> **Job**
Leave out the pictures and copy everything else below exactly.

.....

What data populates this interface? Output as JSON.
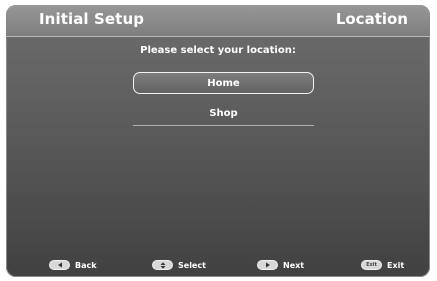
{
  "header": {
    "title": "Initial Setup",
    "section": "Location"
  },
  "main": {
    "prompt": "Please select your location:",
    "options": [
      {
        "label": "Home",
        "selected": true
      },
      {
        "label": "Shop",
        "selected": false
      }
    ]
  },
  "footer": {
    "hints": [
      {
        "key_icon": "left-arrow-icon",
        "label": "Back"
      },
      {
        "key_icon": "up-down-arrows-icon",
        "label": "Select"
      },
      {
        "key_icon": "right-arrow-icon",
        "label": "Next"
      },
      {
        "key_icon": "exit-key-icon",
        "key_text": "Exit",
        "label": "Exit"
      }
    ]
  },
  "colors": {
    "background_top": "#6e6e6e",
    "background_bottom": "#414141",
    "header": "#8b8b8b",
    "text": "#ffffff",
    "key": "#d8d8d8"
  }
}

.....

> **Task solution**
What data populates this interface? Output as JSON.
{
  "header": {
    "title": "Initial Setup",
    "section": "Location"
  },
  "main": {
    "prompt": "Please select your location:",
    "options": [
      {
        "label": "Home",
        "selected": true
      },
      {
        "label": "Shop",
        "selected": false
      }
    ]
  },
  "footer": {
    "hints": [
      {
        "key_icon": "left-arrow-icon",
        "label": "Back"
      },
      {
        "key_icon": "up-down-arrows-icon",
        "label": "Select"
      },
      {
        "key_icon": "right-arrow-icon",
        "label": "Next"
      },
      {
        "key_icon": "exit-key-icon",
        "key_text": "Exit",
        "label": "Exit"
      }
    ]
  },
  "colors": {
    "background_top": "#6e6e6e",
    "background_bottom": "#414141",
    "header": "#8b8b8b",
    "text": "#ffffff",
    "key": "#d8d8d8"
  }
}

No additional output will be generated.